→ Listing:
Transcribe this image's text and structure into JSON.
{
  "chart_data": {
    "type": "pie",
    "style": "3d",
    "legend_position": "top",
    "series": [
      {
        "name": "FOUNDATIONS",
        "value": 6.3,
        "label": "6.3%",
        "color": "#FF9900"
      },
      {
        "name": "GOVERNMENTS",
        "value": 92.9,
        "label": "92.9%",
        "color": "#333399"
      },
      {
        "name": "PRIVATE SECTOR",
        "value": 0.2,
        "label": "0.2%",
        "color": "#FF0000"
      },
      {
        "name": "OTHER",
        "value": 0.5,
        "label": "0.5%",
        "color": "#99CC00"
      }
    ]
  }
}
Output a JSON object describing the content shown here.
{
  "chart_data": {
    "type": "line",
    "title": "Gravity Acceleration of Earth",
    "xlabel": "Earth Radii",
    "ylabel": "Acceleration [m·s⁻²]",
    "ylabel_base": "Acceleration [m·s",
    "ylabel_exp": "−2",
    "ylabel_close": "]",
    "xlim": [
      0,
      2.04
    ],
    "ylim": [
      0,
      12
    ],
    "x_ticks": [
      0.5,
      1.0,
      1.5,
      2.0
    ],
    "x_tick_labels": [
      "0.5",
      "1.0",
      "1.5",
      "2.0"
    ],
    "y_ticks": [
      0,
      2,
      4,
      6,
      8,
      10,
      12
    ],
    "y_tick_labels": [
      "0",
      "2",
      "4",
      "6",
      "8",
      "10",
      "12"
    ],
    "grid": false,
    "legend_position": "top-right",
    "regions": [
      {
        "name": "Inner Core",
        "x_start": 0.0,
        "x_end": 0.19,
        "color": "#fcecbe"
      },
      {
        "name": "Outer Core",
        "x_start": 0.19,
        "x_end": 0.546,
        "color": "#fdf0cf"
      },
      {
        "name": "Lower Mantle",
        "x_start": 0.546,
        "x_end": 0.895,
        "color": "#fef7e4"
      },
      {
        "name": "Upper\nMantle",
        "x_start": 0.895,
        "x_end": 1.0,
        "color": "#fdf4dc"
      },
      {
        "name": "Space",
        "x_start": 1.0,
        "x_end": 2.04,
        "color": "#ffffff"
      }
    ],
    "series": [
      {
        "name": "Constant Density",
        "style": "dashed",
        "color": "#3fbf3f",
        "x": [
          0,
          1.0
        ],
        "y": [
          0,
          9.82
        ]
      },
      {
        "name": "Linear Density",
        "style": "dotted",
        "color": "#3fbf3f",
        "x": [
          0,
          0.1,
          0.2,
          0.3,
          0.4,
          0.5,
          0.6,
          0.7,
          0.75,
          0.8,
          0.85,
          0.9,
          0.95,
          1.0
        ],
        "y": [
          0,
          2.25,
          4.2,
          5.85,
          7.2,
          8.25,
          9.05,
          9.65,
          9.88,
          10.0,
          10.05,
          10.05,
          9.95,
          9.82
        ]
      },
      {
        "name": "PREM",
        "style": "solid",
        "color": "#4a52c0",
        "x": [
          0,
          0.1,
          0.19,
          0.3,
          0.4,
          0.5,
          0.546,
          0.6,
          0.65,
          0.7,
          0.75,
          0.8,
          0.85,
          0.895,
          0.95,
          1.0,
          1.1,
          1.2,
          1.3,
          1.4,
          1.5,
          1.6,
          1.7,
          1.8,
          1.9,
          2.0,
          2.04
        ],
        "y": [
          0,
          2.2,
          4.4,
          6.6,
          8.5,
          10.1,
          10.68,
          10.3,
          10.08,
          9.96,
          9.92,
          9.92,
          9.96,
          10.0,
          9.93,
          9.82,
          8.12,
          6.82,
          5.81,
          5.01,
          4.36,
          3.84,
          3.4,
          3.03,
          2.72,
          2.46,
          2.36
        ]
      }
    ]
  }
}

→ Task goal: Pick out and copy every line that contains the word "name".

→ Answer in full:
        "name": "FOUNDATIONS",
        "name": "GOVERNMENTS",
        "name": "PRIVATE SECTOR",
        "name": "OTHER",
        "name": "Inner Core",
        "name": "Outer Core",
        "name": "Lower Mantle",
        "name": "Upper\nMantle",
        "name": "Space",
        "name": "Constant Density",
        "name": "Linear Density",
        "name": "PREM",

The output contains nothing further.